* TASK INSTRUCTIONS: The complete listing should be restated exactly.

* THE INPUT:
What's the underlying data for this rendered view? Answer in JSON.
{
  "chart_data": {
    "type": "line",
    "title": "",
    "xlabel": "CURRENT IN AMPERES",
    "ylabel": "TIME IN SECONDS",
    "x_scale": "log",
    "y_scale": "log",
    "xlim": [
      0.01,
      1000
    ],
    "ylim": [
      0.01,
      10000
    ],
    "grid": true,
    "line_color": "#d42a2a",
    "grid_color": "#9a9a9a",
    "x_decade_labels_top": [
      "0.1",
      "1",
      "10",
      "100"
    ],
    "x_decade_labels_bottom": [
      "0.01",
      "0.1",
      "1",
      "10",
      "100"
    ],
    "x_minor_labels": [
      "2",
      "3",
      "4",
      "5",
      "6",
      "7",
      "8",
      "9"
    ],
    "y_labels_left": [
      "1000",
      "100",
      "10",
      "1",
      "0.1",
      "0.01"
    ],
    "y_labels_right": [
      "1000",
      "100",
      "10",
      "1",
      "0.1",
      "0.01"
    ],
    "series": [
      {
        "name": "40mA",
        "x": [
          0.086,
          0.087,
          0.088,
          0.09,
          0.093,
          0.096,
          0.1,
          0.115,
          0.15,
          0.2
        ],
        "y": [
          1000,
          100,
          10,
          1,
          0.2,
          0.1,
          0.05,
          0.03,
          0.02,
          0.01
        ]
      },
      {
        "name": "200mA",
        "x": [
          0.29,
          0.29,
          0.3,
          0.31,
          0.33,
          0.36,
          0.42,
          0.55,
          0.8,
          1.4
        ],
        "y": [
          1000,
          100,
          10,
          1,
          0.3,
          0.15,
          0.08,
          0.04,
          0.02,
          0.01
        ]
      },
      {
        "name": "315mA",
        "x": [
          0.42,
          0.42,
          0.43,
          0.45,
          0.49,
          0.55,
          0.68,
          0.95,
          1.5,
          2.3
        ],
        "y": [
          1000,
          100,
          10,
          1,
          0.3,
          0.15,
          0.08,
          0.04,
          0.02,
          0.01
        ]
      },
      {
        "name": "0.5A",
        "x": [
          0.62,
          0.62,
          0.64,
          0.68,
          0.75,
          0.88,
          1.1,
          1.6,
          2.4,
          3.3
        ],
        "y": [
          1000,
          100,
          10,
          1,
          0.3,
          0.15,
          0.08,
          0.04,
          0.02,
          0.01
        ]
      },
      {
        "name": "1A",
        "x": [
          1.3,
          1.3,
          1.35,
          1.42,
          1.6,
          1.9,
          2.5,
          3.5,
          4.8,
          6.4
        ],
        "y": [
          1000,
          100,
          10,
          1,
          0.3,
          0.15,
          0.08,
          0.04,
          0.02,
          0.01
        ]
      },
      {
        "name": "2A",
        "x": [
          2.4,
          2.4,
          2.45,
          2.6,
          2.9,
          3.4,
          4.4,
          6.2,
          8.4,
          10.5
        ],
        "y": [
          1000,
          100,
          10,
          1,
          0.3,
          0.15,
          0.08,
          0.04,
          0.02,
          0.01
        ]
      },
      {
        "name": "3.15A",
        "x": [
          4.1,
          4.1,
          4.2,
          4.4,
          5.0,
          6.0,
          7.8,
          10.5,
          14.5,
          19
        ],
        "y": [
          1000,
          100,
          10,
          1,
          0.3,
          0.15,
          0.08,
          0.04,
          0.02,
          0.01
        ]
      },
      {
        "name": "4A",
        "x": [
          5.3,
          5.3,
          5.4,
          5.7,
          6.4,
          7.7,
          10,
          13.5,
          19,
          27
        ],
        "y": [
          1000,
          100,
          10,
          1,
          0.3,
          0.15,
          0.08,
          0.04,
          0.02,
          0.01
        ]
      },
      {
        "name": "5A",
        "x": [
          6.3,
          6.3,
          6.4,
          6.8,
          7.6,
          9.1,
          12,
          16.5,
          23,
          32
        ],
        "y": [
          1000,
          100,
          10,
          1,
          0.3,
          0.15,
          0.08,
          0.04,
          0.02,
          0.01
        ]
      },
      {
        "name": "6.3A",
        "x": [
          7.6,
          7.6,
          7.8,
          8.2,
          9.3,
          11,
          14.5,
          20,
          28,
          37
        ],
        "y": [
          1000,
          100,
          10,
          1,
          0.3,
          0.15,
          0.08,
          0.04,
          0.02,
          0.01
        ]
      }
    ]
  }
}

* ANSWER:
What's the underlying data for this rendered view? Answer in JSON.
{
  "chart_data": {
    "type": "line",
    "title": "",
    "xlabel": "CURRENT IN AMPERES",
    "ylabel": "TIME IN SECONDS",
    "x_scale": "log",
    "y_scale": "log",
    "xlim": [
      0.01,
      1000
    ],
    "ylim": [
      0.01,
      10000
    ],
    "grid": true,
    "line_color": "#d42a2a",
    "grid_color": "#9a9a9a",
    "x_decade_labels_top": [
      "0.1",
      "1",
      "10",
      "100"
    ],
    "x_decade_labels_bottom": [
      "0.01",
      "0.1",
      "1",
      "10",
      "100"
    ],
    "x_minor_labels": [
      "2",
      "3",
      "4",
      "5",
      "6",
      "7",
      "8",
      "9"
    ],
    "y_labels_left": [
      "1000",
      "100",
      "10",
      "1",
      "0.1",
      "0.01"
    ],
    "y_labels_right": [
      "1000",
      "100",
      "10",
      "1",
      "0.1",
      "0.01"
    ],
    "series": [
      {
        "name": "40mA",
        "x": [
          0.086,
          0.087,
          0.088,
          0.09,
          0.093,
          0.096,
          0.1,
          0.115,
          0.15,
          0.2
        ],
        "y": [
          1000,
          100,
          10,
          1,
          0.2,
          0.1,
          0.05,
          0.03,
          0.02,
          0.01
        ]
      },
      {
        "name": "200mA",
        "x": [
          0.29,
          0.29,
          0.3,
          0.31,
          0.33,
          0.36,
          0.42,
          0.55,
          0.8,
          1.4
        ],
        "y": [
          1000,
          100,
          10,
          1,
          0.3,
          0.15,
          0.08,
          0.04,
          0.02,
          0.01
        ]
      },
      {
        "name": "315mA",
        "x": [
          0.42,
          0.42,
          0.43,
          0.45,
          0.49,
          0.55,
          0.68,
          0.95,
          1.5,
          2.3
        ],
        "y": [
          1000,
          100,
          10,
          1,
          0.3,
          0.15,
          0.08,
          0.04,
          0.02,
          0.01
        ]
      },
      {
        "name": "0.5A",
        "x": [
          0.62,
          0.62,
          0.64,
          0.68,
          0.75,
          0.88,
          1.1,
          1.6,
          2.4,
          3.3
        ],
        "y": [
          1000,
          100,
          10,
          1,
          0.3,
          0.15,
          0.08,
          0.04,
          0.02,
          0.01
        ]
      },
      {
        "name": "1A",
        "x": [
          1.3,
          1.3,
          1.35,
          1.42,
          1.6,
          1.9,
          2.5,
          3.5,
          4.8,
          6.4
        ],
        "y": [
          1000,
          100,
          10,
          1,
          0.3,
          0.15,
          0.08,
          0.04,
          0.02,
          0.01
        ]
      },
      {
        "name": "2A",
        "x": [
          2.4,
          2.4,
          2.45,
          2.6,
          2.9,
          3.4,
          4.4,
          6.2,
          8.4,
          10.5
        ],
        "y": [
          1000,
          100,
          10,
          1,
          0.3,
          0.15,
          0.08,
          0.04,
          0.02,
          0.01
        ]
      },
      {
        "name": "3.15A",
        "x": [
          4.1,
          4.1,
          4.2,
          4.4,
          5.0,
          6.0,
          7.8,
          10.5,
          14.5,
          19
        ],
        "y": [
          1000,
          100,
          10,
          1,
          0.3,
          0.15,
          0.08,
          0.04,
          0.02,
          0.01
        ]
      },
      {
        "name": "4A",
        "x": [
          5.3,
          5.3,
          5.4,
          5.7,
          6.4,
          7.7,
          10,
          13.5,
          19,
          27
        ],
        "y": [
          1000,
          100,
          10,
          1,
          0.3,
          0.15,
          0.08,
          0.04,
          0.02,
          0.01
        ]
      },
      {
        "name": "5A",
        "x": [
          6.3,
          6.3,
          6.4,
          6.8,
          7.6,
          9.1,
          12,
          16.5,
          23,
          32
        ],
        "y": [
          1000,
          100,
          10,
          1,
          0.3,
          0.15,
          0.08,
          0.04,
          0.02,
          0.01
        ]
      },
      {
        "name": "6.3A",
        "x": [
          7.6,
          7.6,
          7.8,
          8.2,
          9.3,
          11,
          14.5,
          20,
          28,
          37
        ],
        "y": [
          1000,
          100,
          10,
          1,
          0.3,
          0.15,
          0.08,
          0.04,
          0.02,
          0.01
        ]
      }
    ]
  }
}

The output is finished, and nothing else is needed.